DO THIS
Restate the material word for word and leave out anything that is a picture.

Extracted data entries

** START **

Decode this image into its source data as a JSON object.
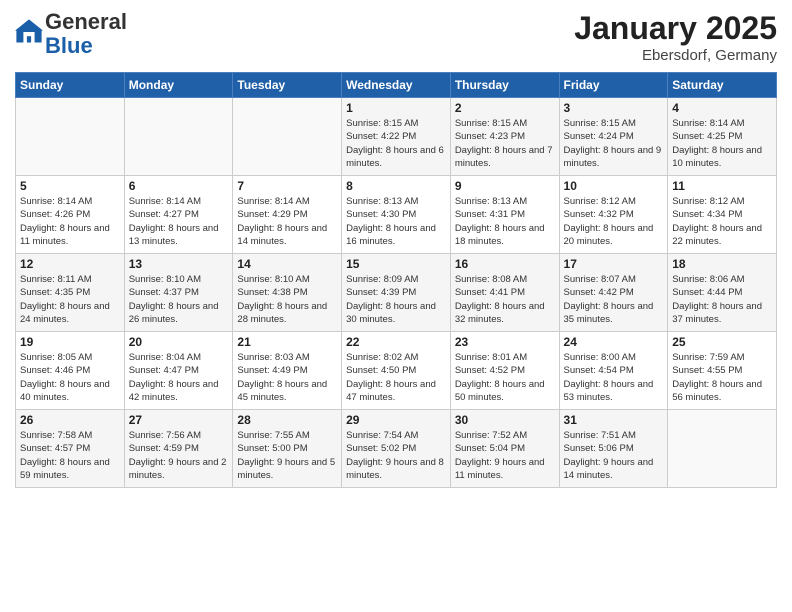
{
  "header": {
    "logo_general": "General",
    "logo_blue": "Blue",
    "month_title": "January 2025",
    "location": "Ebersdorf, Germany"
  },
  "weekdays": [
    "Sunday",
    "Monday",
    "Tuesday",
    "Wednesday",
    "Thursday",
    "Friday",
    "Saturday"
  ],
  "weeks": [
    [
      {
        "day": "",
        "info": ""
      },
      {
        "day": "",
        "info": ""
      },
      {
        "day": "",
        "info": ""
      },
      {
        "day": "1",
        "info": "Sunrise: 8:15 AM\nSunset: 4:22 PM\nDaylight: 8 hours and 6 minutes."
      },
      {
        "day": "2",
        "info": "Sunrise: 8:15 AM\nSunset: 4:23 PM\nDaylight: 8 hours and 7 minutes."
      },
      {
        "day": "3",
        "info": "Sunrise: 8:15 AM\nSunset: 4:24 PM\nDaylight: 8 hours and 9 minutes."
      },
      {
        "day": "4",
        "info": "Sunrise: 8:14 AM\nSunset: 4:25 PM\nDaylight: 8 hours and 10 minutes."
      }
    ],
    [
      {
        "day": "5",
        "info": "Sunrise: 8:14 AM\nSunset: 4:26 PM\nDaylight: 8 hours and 11 minutes."
      },
      {
        "day": "6",
        "info": "Sunrise: 8:14 AM\nSunset: 4:27 PM\nDaylight: 8 hours and 13 minutes."
      },
      {
        "day": "7",
        "info": "Sunrise: 8:14 AM\nSunset: 4:29 PM\nDaylight: 8 hours and 14 minutes."
      },
      {
        "day": "8",
        "info": "Sunrise: 8:13 AM\nSunset: 4:30 PM\nDaylight: 8 hours and 16 minutes."
      },
      {
        "day": "9",
        "info": "Sunrise: 8:13 AM\nSunset: 4:31 PM\nDaylight: 8 hours and 18 minutes."
      },
      {
        "day": "10",
        "info": "Sunrise: 8:12 AM\nSunset: 4:32 PM\nDaylight: 8 hours and 20 minutes."
      },
      {
        "day": "11",
        "info": "Sunrise: 8:12 AM\nSunset: 4:34 PM\nDaylight: 8 hours and 22 minutes."
      }
    ],
    [
      {
        "day": "12",
        "info": "Sunrise: 8:11 AM\nSunset: 4:35 PM\nDaylight: 8 hours and 24 minutes."
      },
      {
        "day": "13",
        "info": "Sunrise: 8:10 AM\nSunset: 4:37 PM\nDaylight: 8 hours and 26 minutes."
      },
      {
        "day": "14",
        "info": "Sunrise: 8:10 AM\nSunset: 4:38 PM\nDaylight: 8 hours and 28 minutes."
      },
      {
        "day": "15",
        "info": "Sunrise: 8:09 AM\nSunset: 4:39 PM\nDaylight: 8 hours and 30 minutes."
      },
      {
        "day": "16",
        "info": "Sunrise: 8:08 AM\nSunset: 4:41 PM\nDaylight: 8 hours and 32 minutes."
      },
      {
        "day": "17",
        "info": "Sunrise: 8:07 AM\nSunset: 4:42 PM\nDaylight: 8 hours and 35 minutes."
      },
      {
        "day": "18",
        "info": "Sunrise: 8:06 AM\nSunset: 4:44 PM\nDaylight: 8 hours and 37 minutes."
      }
    ],
    [
      {
        "day": "19",
        "info": "Sunrise: 8:05 AM\nSunset: 4:46 PM\nDaylight: 8 hours and 40 minutes."
      },
      {
        "day": "20",
        "info": "Sunrise: 8:04 AM\nSunset: 4:47 PM\nDaylight: 8 hours and 42 minutes."
      },
      {
        "day": "21",
        "info": "Sunrise: 8:03 AM\nSunset: 4:49 PM\nDaylight: 8 hours and 45 minutes."
      },
      {
        "day": "22",
        "info": "Sunrise: 8:02 AM\nSunset: 4:50 PM\nDaylight: 8 hours and 47 minutes."
      },
      {
        "day": "23",
        "info": "Sunrise: 8:01 AM\nSunset: 4:52 PM\nDaylight: 8 hours and 50 minutes."
      },
      {
        "day": "24",
        "info": "Sunrise: 8:00 AM\nSunset: 4:54 PM\nDaylight: 8 hours and 53 minutes."
      },
      {
        "day": "25",
        "info": "Sunrise: 7:59 AM\nSunset: 4:55 PM\nDaylight: 8 hours and 56 minutes."
      }
    ],
    [
      {
        "day": "26",
        "info": "Sunrise: 7:58 AM\nSunset: 4:57 PM\nDaylight: 8 hours and 59 minutes."
      },
      {
        "day": "27",
        "info": "Sunrise: 7:56 AM\nSunset: 4:59 PM\nDaylight: 9 hours and 2 minutes."
      },
      {
        "day": "28",
        "info": "Sunrise: 7:55 AM\nSunset: 5:00 PM\nDaylight: 9 hours and 5 minutes."
      },
      {
        "day": "29",
        "info": "Sunrise: 7:54 AM\nSunset: 5:02 PM\nDaylight: 9 hours and 8 minutes."
      },
      {
        "day": "30",
        "info": "Sunrise: 7:52 AM\nSunset: 5:04 PM\nDaylight: 9 hours and 11 minutes."
      },
      {
        "day": "31",
        "info": "Sunrise: 7:51 AM\nSunset: 5:06 PM\nDaylight: 9 hours and 14 minutes."
      },
      {
        "day": "",
        "info": ""
      }
    ]
  ]
}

** END **

RIGHT ANSWER
Decode this image into its source data as a JSON object.
{
  "header": {
    "logo_general": "General",
    "logo_blue": "Blue",
    "month_title": "January 2025",
    "location": "Ebersdorf, Germany"
  },
  "weekdays": [
    "Sunday",
    "Monday",
    "Tuesday",
    "Wednesday",
    "Thursday",
    "Friday",
    "Saturday"
  ],
  "weeks": [
    [
      {
        "day": "",
        "info": ""
      },
      {
        "day": "",
        "info": ""
      },
      {
        "day": "",
        "info": ""
      },
      {
        "day": "1",
        "info": "Sunrise: 8:15 AM\nSunset: 4:22 PM\nDaylight: 8 hours and 6 minutes."
      },
      {
        "day": "2",
        "info": "Sunrise: 8:15 AM\nSunset: 4:23 PM\nDaylight: 8 hours and 7 minutes."
      },
      {
        "day": "3",
        "info": "Sunrise: 8:15 AM\nSunset: 4:24 PM\nDaylight: 8 hours and 9 minutes."
      },
      {
        "day": "4",
        "info": "Sunrise: 8:14 AM\nSunset: 4:25 PM\nDaylight: 8 hours and 10 minutes."
      }
    ],
    [
      {
        "day": "5",
        "info": "Sunrise: 8:14 AM\nSunset: 4:26 PM\nDaylight: 8 hours and 11 minutes."
      },
      {
        "day": "6",
        "info": "Sunrise: 8:14 AM\nSunset: 4:27 PM\nDaylight: 8 hours and 13 minutes."
      },
      {
        "day": "7",
        "info": "Sunrise: 8:14 AM\nSunset: 4:29 PM\nDaylight: 8 hours and 14 minutes."
      },
      {
        "day": "8",
        "info": "Sunrise: 8:13 AM\nSunset: 4:30 PM\nDaylight: 8 hours and 16 minutes."
      },
      {
        "day": "9",
        "info": "Sunrise: 8:13 AM\nSunset: 4:31 PM\nDaylight: 8 hours and 18 minutes."
      },
      {
        "day": "10",
        "info": "Sunrise: 8:12 AM\nSunset: 4:32 PM\nDaylight: 8 hours and 20 minutes."
      },
      {
        "day": "11",
        "info": "Sunrise: 8:12 AM\nSunset: 4:34 PM\nDaylight: 8 hours and 22 minutes."
      }
    ],
    [
      {
        "day": "12",
        "info": "Sunrise: 8:11 AM\nSunset: 4:35 PM\nDaylight: 8 hours and 24 minutes."
      },
      {
        "day": "13",
        "info": "Sunrise: 8:10 AM\nSunset: 4:37 PM\nDaylight: 8 hours and 26 minutes."
      },
      {
        "day": "14",
        "info": "Sunrise: 8:10 AM\nSunset: 4:38 PM\nDaylight: 8 hours and 28 minutes."
      },
      {
        "day": "15",
        "info": "Sunrise: 8:09 AM\nSunset: 4:39 PM\nDaylight: 8 hours and 30 minutes."
      },
      {
        "day": "16",
        "info": "Sunrise: 8:08 AM\nSunset: 4:41 PM\nDaylight: 8 hours and 32 minutes."
      },
      {
        "day": "17",
        "info": "Sunrise: 8:07 AM\nSunset: 4:42 PM\nDaylight: 8 hours and 35 minutes."
      },
      {
        "day": "18",
        "info": "Sunrise: 8:06 AM\nSunset: 4:44 PM\nDaylight: 8 hours and 37 minutes."
      }
    ],
    [
      {
        "day": "19",
        "info": "Sunrise: 8:05 AM\nSunset: 4:46 PM\nDaylight: 8 hours and 40 minutes."
      },
      {
        "day": "20",
        "info": "Sunrise: 8:04 AM\nSunset: 4:47 PM\nDaylight: 8 hours and 42 minutes."
      },
      {
        "day": "21",
        "info": "Sunrise: 8:03 AM\nSunset: 4:49 PM\nDaylight: 8 hours and 45 minutes."
      },
      {
        "day": "22",
        "info": "Sunrise: 8:02 AM\nSunset: 4:50 PM\nDaylight: 8 hours and 47 minutes."
      },
      {
        "day": "23",
        "info": "Sunrise: 8:01 AM\nSunset: 4:52 PM\nDaylight: 8 hours and 50 minutes."
      },
      {
        "day": "24",
        "info": "Sunrise: 8:00 AM\nSunset: 4:54 PM\nDaylight: 8 hours and 53 minutes."
      },
      {
        "day": "25",
        "info": "Sunrise: 7:59 AM\nSunset: 4:55 PM\nDaylight: 8 hours and 56 minutes."
      }
    ],
    [
      {
        "day": "26",
        "info": "Sunrise: 7:58 AM\nSunset: 4:57 PM\nDaylight: 8 hours and 59 minutes."
      },
      {
        "day": "27",
        "info": "Sunrise: 7:56 AM\nSunset: 4:59 PM\nDaylight: 9 hours and 2 minutes."
      },
      {
        "day": "28",
        "info": "Sunrise: 7:55 AM\nSunset: 5:00 PM\nDaylight: 9 hours and 5 minutes."
      },
      {
        "day": "29",
        "info": "Sunrise: 7:54 AM\nSunset: 5:02 PM\nDaylight: 9 hours and 8 minutes."
      },
      {
        "day": "30",
        "info": "Sunrise: 7:52 AM\nSunset: 5:04 PM\nDaylight: 9 hours and 11 minutes."
      },
      {
        "day": "31",
        "info": "Sunrise: 7:51 AM\nSunset: 5:06 PM\nDaylight: 9 hours and 14 minutes."
      },
      {
        "day": "",
        "info": ""
      }
    ]
  ]
}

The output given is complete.